# start of The input

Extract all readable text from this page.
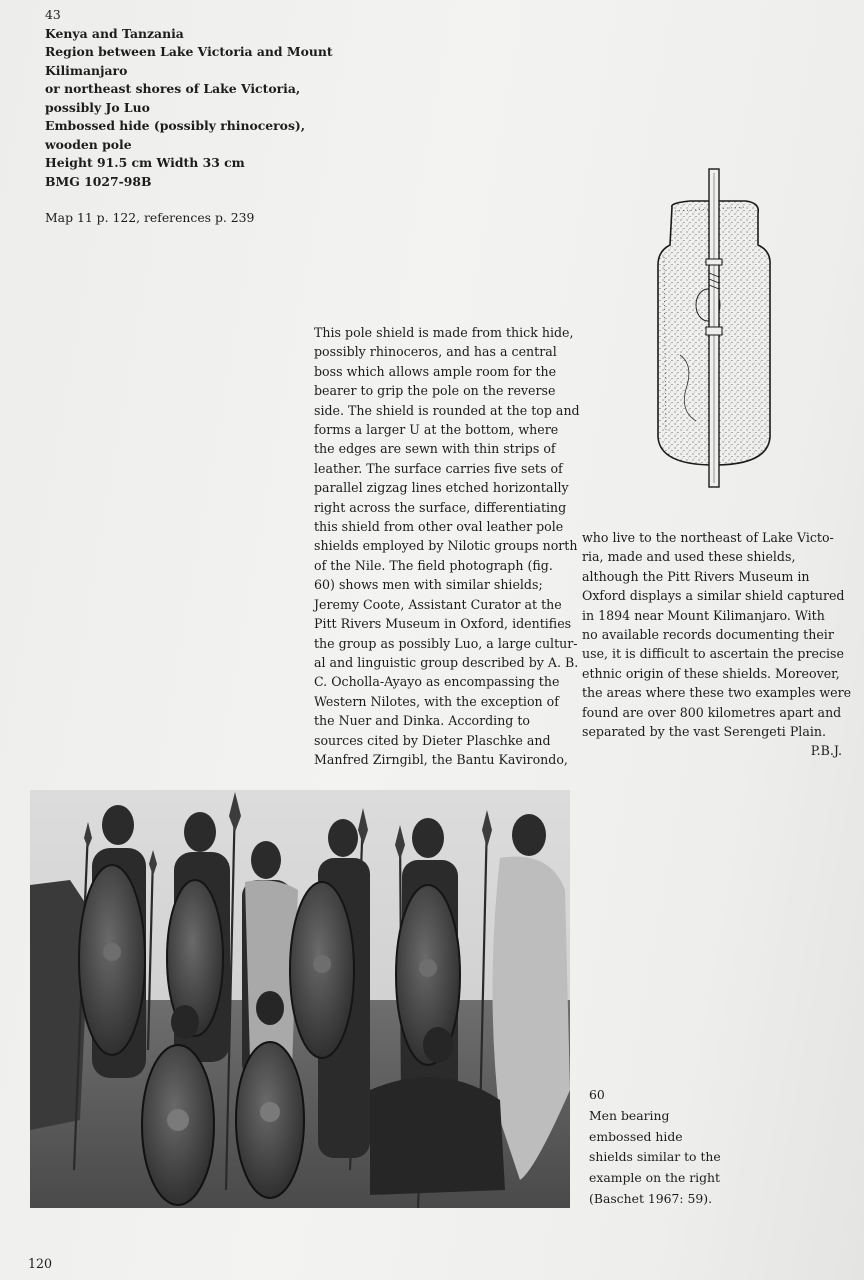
43
Kenya and Tanzania
Region between Lake Victoria and Mount
Kilimanjaro
or northeast shores of Lake Victoria,
possibly Jo Luo
Embossed hide (possibly rhinoceros),
wooden pole
Height 91.5 cm Width 33 cm
BMG 1027-98B
Map 11 p. 122, references p. 239
This pole shield is made from thick hide,
possibly rhinoceros, and has a central
boss which allows ample room for the
bearer to grip the pole on the reverse
side. The shield is rounded at the top and
forms a larger U at the bottom, where
the edges are sewn with thin strips of
leather. The surface carries five sets of
parallel zigzag lines etched horizontally
right across the surface, differentiating
this shield from other oval leather pole
shields employed by Nilotic groups north
of the Nile. The field photograph (fig.
60) shows men with similar shields;
Jeremy Coote, Assistant Curator at the
Pitt Rivers Museum in Oxford, identifies
the group as possibly Luo, a large cultur-
al and linguistic group described by A. B.
C. Ocholla-Ayayo as encompassing the
Western Nilotes, with the exception of
the Nuer and Dinka. According to
sources cited by Dieter Plaschke and
Manfred Zirngibl, the Bantu Kavirondo,
who live to the northeast of Lake Victo-
ria, made and used these shields,
although the Pitt Rivers Museum in
Oxford displays a similar shield captured
in 1894 near Mount Kilimanjaro. With
no available records documenting their
use, it is difficult to ascertain the precise
ethnic origin of these shields. Moreover,
the areas where these two examples were
found are over 800 kilometres apart and
separated by the vast Serengeti Plain.
P.B.J.
60
Men bearing
embossed hide
shields similar to the
example on the right
(Baschet 1967: 59).
120
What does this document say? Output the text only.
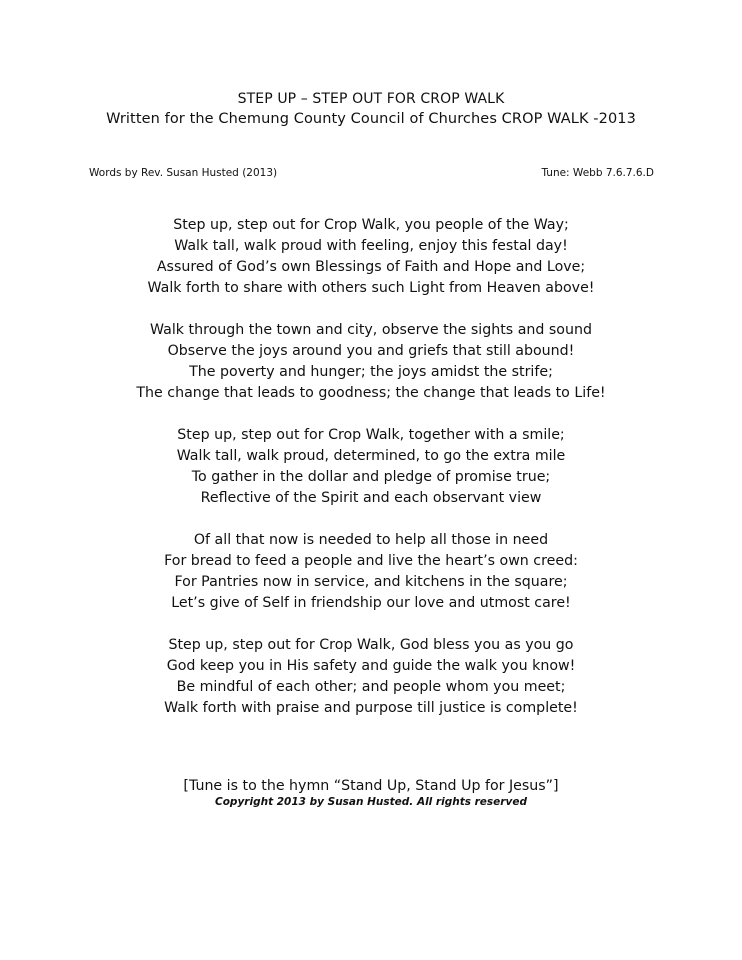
STEP UP – STEP OUT FOR CROP WALK
Written for the Chemung County Council of Churches CROP WALK -2013
Words by Rev. Susan Husted (2013)	Tune: Webb 7.6.7.6.D
Step up, step out for Crop Walk, you people of the Way;
Walk tall, walk proud with feeling, enjoy this festal day!
Assured of God’s own Blessings of Faith and Hope and Love;
Walk forth to share with others such Light from Heaven above!
Walk through the town and city, observe the sights and sound
Observe the joys around you and griefs that still abound!
The poverty and hunger; the joys amidst the strife;
The change that leads to goodness; the change that leads to Life!
Step up, step out for Crop Walk, together with a smile;
Walk tall, walk proud, determined, to go the extra mile
To gather in the dollar and pledge of promise true;
Reflective of the Spirit and each observant view
Of all that now is needed to help all those in need
For bread to feed a people and live the heart’s own creed:
For Pantries now in service, and kitchens in the square;
Let’s give of Self in friendship our love and utmost care!
Step up, step out for Crop Walk, God bless you as you go
God keep you in His safety and guide the walk you know!
Be mindful of each other; and people whom you meet;
Walk forth with praise and purpose till justice is complete!
[Tune is to the hymn “Stand Up, Stand Up for Jesus”]
Copyright 2013 by Susan Husted. All rights reserved
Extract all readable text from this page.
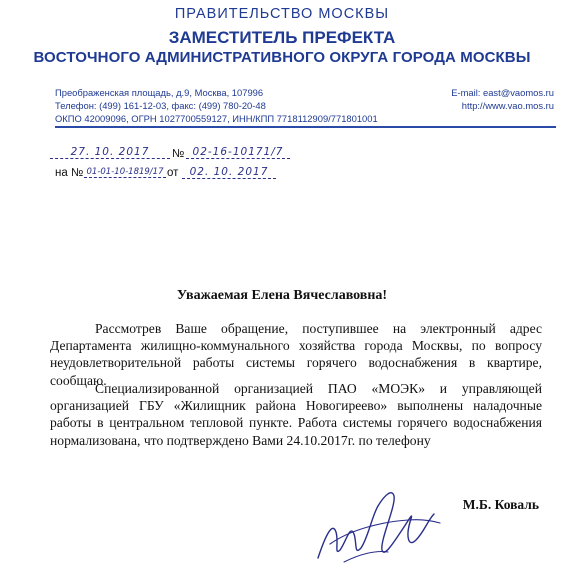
ПРАВИТЕЛЬСТВО МОСКВЫ
ЗАМЕСТИТЕЛЬ ПРЕФЕКТА
ВОСТОЧНОГО АДМИНИСТРАТИВНОГО ОКРУГА ГОРОДА МОСКВЫ
Преображенская площадь, д.9, Москва, 107996
Телефон: (499) 161-12-03, факс: (499) 780-20-48
ОКПО 42009096, ОГРН 1027700559127, ИНН/КПП 7718112909/771801001
E-mail: east@vaomos.ru
http://www.vao.mos.ru
27. 10. 2017	№ 02-16-10171/7
на № 01-01-10-1819/17 от	02. 10. 2017
Уважаемая Елена Вячеславовна!
Рассмотрев Ваше обращение, поступившее на электронный адрес Департамента жилищно-коммунального хозяйства города Москвы, по вопросу неудовлетворительной работы системы горячего водоснабжения в квартире, сообщаю.
Специализированной организацией ПАО «МОЭК» и управляющей организацией ГБУ «Жилищник района Новогиреево» выполнены наладочные работы в центральном тепловой пункте. Работа системы горячего водоснабжения нормализована, что подтверждено Вами 24.10.2017г. по телефону
М.Б. Коваль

# end of The input

- _To be done_
Each line above that includes "people" should be shown.

- _Completed task_
Step up, step out for Crop Walk, you people of the Way;
For bread to feed a people and live the heart’s own creed:
Be mindful of each other; and people whom you meet;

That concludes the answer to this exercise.